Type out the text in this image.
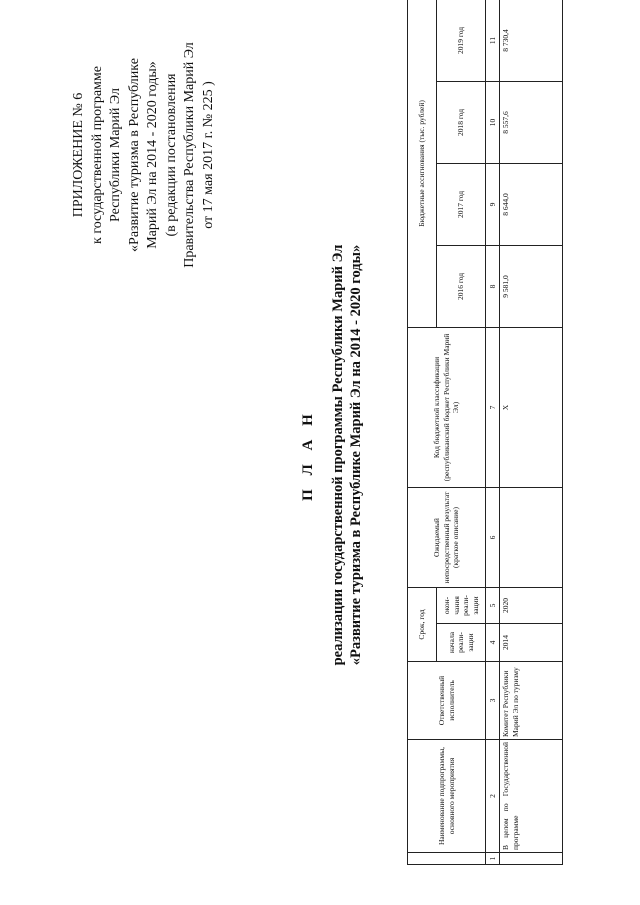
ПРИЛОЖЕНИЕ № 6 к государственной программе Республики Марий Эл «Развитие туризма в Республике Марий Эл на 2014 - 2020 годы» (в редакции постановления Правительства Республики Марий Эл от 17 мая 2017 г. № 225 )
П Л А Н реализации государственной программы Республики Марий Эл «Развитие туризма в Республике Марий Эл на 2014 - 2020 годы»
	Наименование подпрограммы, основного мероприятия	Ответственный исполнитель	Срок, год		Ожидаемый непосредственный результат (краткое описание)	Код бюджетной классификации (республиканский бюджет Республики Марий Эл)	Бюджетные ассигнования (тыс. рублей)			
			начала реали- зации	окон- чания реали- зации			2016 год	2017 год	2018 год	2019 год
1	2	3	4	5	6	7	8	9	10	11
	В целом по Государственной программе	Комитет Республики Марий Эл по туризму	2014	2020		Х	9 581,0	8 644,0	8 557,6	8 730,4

+ + + + + + +

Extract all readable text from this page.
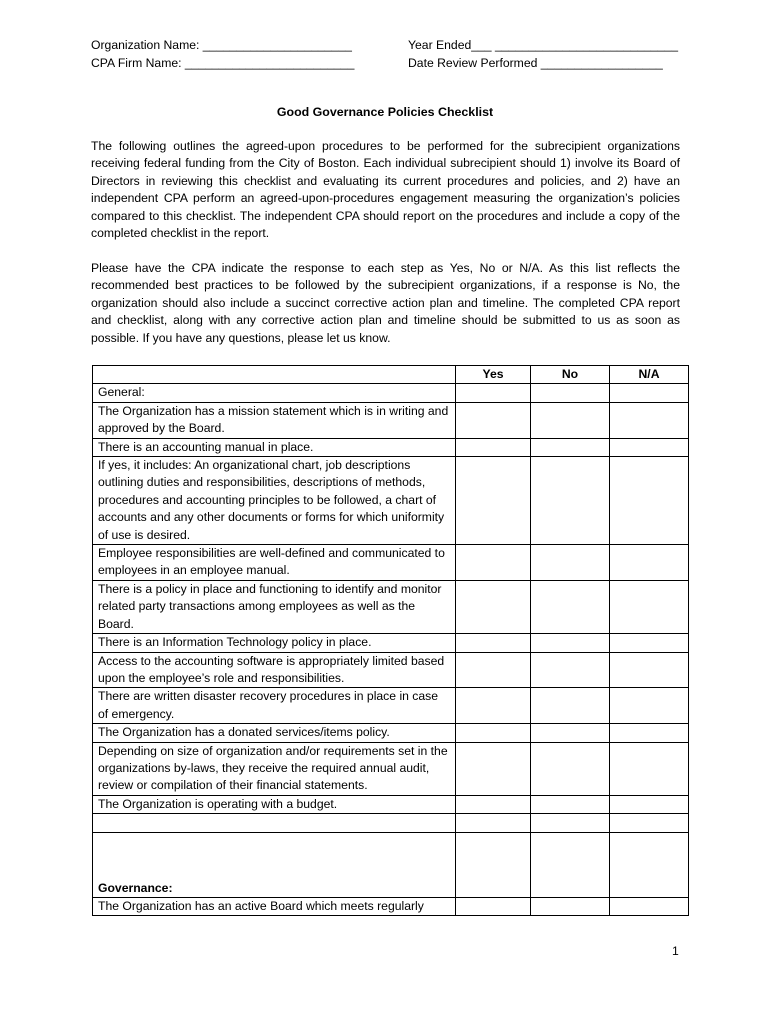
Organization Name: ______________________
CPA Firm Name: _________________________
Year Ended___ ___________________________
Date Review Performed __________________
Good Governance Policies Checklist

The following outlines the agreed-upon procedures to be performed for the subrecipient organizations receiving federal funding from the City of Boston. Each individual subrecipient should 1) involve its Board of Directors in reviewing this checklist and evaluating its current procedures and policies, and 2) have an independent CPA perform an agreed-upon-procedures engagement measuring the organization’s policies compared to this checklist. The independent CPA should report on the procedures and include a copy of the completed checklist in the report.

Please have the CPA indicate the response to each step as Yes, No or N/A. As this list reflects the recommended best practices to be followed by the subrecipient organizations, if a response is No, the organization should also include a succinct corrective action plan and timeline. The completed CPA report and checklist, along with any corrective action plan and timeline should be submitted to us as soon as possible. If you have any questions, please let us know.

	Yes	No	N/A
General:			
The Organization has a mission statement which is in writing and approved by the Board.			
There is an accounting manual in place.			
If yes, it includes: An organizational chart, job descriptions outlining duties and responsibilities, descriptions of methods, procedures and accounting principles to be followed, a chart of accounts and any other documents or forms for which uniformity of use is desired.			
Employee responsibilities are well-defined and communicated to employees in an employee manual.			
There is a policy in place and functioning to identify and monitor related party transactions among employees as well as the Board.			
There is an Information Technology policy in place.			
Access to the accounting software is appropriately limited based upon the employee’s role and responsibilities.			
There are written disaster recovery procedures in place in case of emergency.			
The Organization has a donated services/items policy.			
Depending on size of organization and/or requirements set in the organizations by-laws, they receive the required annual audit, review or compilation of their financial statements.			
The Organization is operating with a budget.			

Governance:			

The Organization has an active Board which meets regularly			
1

+ + + + + + +

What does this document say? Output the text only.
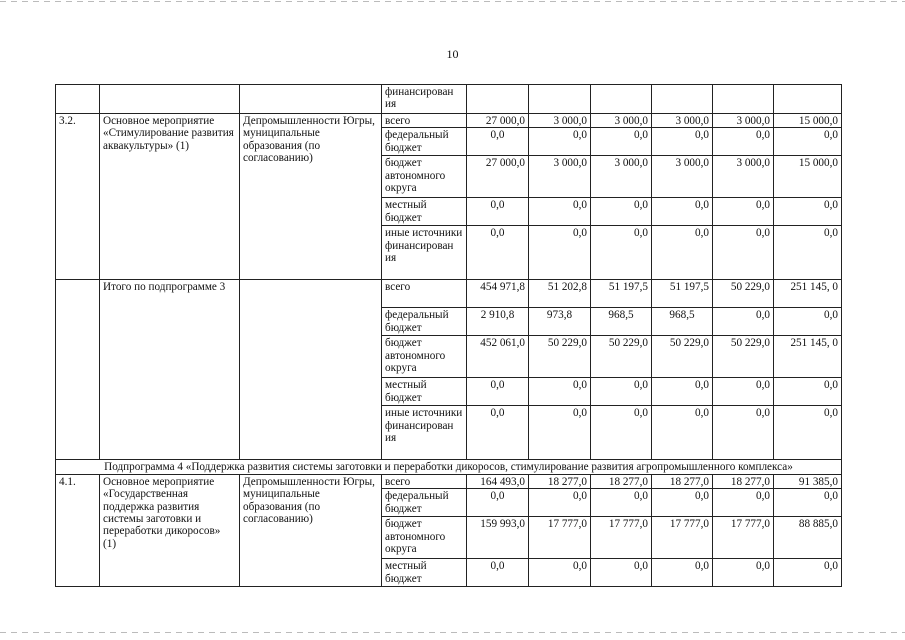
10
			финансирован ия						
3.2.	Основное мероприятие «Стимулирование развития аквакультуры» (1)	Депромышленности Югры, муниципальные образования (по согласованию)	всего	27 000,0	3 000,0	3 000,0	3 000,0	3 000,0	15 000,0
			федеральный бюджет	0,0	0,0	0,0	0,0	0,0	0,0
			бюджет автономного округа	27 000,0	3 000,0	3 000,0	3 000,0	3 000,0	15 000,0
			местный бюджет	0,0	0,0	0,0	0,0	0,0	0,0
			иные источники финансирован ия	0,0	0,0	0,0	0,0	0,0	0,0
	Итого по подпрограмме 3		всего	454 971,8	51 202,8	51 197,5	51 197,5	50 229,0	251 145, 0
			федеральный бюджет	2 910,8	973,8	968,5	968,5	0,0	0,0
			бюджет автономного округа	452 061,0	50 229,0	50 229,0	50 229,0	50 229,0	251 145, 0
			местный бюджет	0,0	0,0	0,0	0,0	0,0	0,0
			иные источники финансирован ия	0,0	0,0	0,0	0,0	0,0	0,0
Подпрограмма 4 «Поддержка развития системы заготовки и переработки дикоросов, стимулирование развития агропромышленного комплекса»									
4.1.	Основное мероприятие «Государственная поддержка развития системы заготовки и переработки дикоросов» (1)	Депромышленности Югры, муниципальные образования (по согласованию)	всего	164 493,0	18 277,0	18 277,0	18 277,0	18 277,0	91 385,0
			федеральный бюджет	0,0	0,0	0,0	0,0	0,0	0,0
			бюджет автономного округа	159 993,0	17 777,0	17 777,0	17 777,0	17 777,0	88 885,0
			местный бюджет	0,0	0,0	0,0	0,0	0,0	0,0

+ + + + + + +

:: WHAT IS NEEDED ::
Only lines that contain the word "organizations" are wanted; copy each of them.

:: WRITTEN ANSWER ::
The following outlines the agreed-upon procedures to be performed for the subrecipient organizations receiving federal funding from the City of Boston. Each individual subrecipient should 1) involve its Board of Directors in reviewing this checklist and evaluating its current procedures and policies, and 2) have an independent CPA perform an agreed-upon-procedures engagement measuring the organization’s policies compared to this checklist. The independent CPA should report on the procedures and include a copy of the completed checklist in the report.
Please have the CPA indicate the response to each step as Yes, No or N/A. As this list reflects the recommended best practices to be followed by the subrecipient organizations, if a response is No, the organization should also include a succinct corrective action plan and timeline. The completed CPA report and checklist, along with any corrective action plan and timeline should be submitted to us as soon as possible. If you have any questions, please let us know.
Depending on size of organization and/or requirements set in the organizations by-laws, they receive the required annual audit, review or compilation of their financial statements.			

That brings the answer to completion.